● **GIVEN PASSAGE**
William Burnham Woods lived an accomplished life in the service of the United States. He held the rank of brevetted major general in the Union army during the Civil War and pursued a distinguished career in law, eventually serving as a United States Supreme Court Justice.


Woods was born in Newark, Ohio on August 3, 1824. Woods' father moved from Kentucky to Newark in 1818 and his mother was a native of Zanesville. One of four children, including his brother Charles R. Woods who also became a general in the Civil War, William Woods began his education at Western Reserve University and then finished at Yale university in 1844. He joined the Ohio bar association in 1847 and practiced law in Newark at the firm of King and Woods. Woods entered politics in 1856 when he became mayor of Newark as a Democrat and joined the Ohio House of representatives in 1857. He would eventually become Speaker in 1858. He served in the Civil War from 1861 to 1866, attaining the rank of Major General. He fought in several major battles and marched with General Sherman. [1]


After the War, Woods would undergo two major changes in his life: moving to the South and becoming a Republican. In 1869, President Grant appointed him as a Federal Judge in Georgia. [2] President Hayes appointed him to the U.S. Supreme Court in 1880, and he took the oath of office on January 5, 1881. Woods served on the Supreme Court until his death on May 14, 1887. He lies buried at Cedar Hill Cemetery in Newark. [3]


The most important court cases that Woods ruled on were the Slaughterhouse Cases and Presser Vs. State of Illinois. As a circuit court judge, Woods ruled with the majority opinion in support of Slaughterhouse to bolster federal authority from the 14th Amendment in regards to citizenship rights, but the case was later overturned by the Supreme Court. In Presser, Woods, now on the Supreme Court, rejected the premise that the 2nd Amendment guaranteed the right to bear arms in a militia not sanctioned by the state and in defiance of state law.

● **DIRECTIONS FOR THIS TASK**
Retype the passage above on William Burnham Woods in full, with the same wording and punctuation.

● **SUPPLIED DATA**

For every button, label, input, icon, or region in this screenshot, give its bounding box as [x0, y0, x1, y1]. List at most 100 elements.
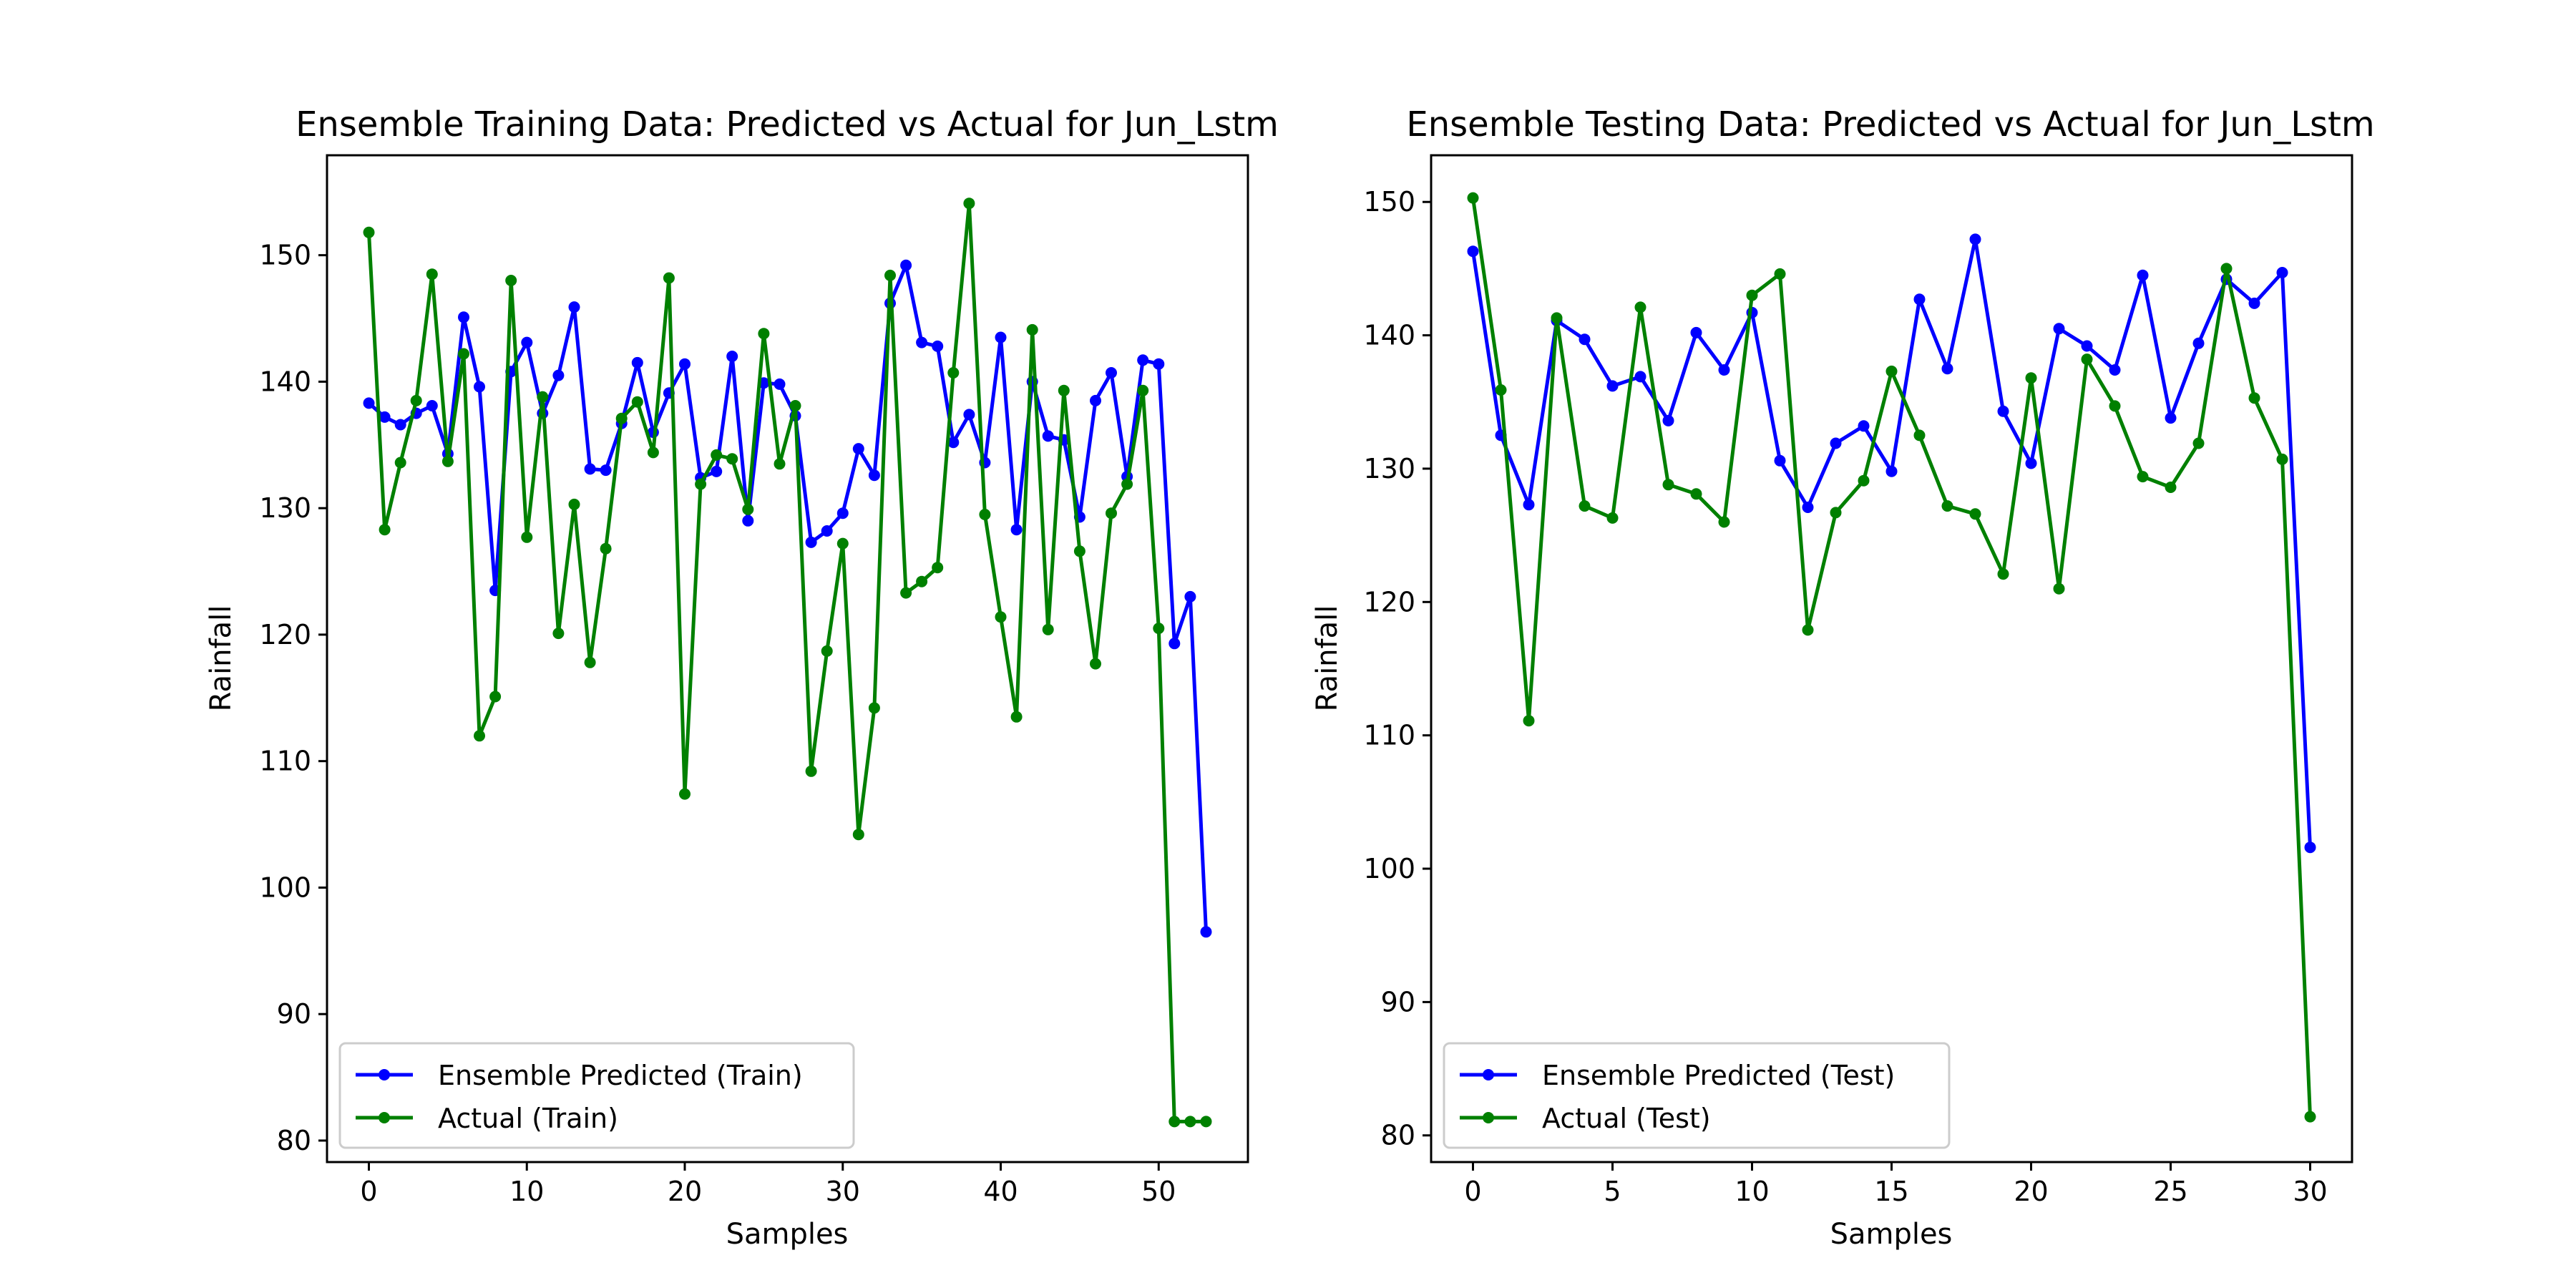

● **THE RESULT**
William Burnham Woods lived an accomplished life in the service of the United States. He held the rank of brevetted major general in the Union army during the Civil War and pursued a distinguished career in law, eventually serving as a United States Supreme Court Justice.


Woods was born in Newark, Ohio on August 3, 1824. Woods' father moved from Kentucky to Newark in 1818 and his mother was a native of Zanesville. One of four children, including his brother Charles R. Woods who also became a general in the Civil War, William Woods began his education at Western Reserve University and then finished at Yale university in 1844. He joined the Ohio bar association in 1847 and practiced law in Newark at the firm of King and Woods. Woods entered politics in 1856 when he became mayor of Newark as a Democrat and joined the Ohio House of representatives in 1857. He would eventually become Speaker in 1858. He served in the Civil War from 1861 to 1866, attaining the rank of Major General. He fought in several major battles and marched with General Sherman. [1]


After the War, Woods would undergo two major changes in his life: moving to the South and becoming a Republican. In 1869, President Grant appointed him as a Federal Judge in Georgia. [2] President Hayes appointed him to the U.S. Supreme Court in 1880, and he took the oath of office on January 5, 1881. Woods served on the Supreme Court until his death on May 14, 1887. He lies buried at Cedar Hill Cemetery in Newark. [3]


The most important court cases that Woods ruled on were the Slaughterhouse Cases and Presser Vs. State of Illinois. As a circuit court judge, Woods ruled with the majority opinion in support of Slaughterhouse to bolster federal authority from the 14th Amendment in regards to citizenship rights, but the case was later overturned by the Supreme Court. In Presser, Woods, now on the Supreme Court, rejected the premise that the 2nd Amendment guaranteed the right to bear arms in a militia not sanctioned by the state and in defiance of state law.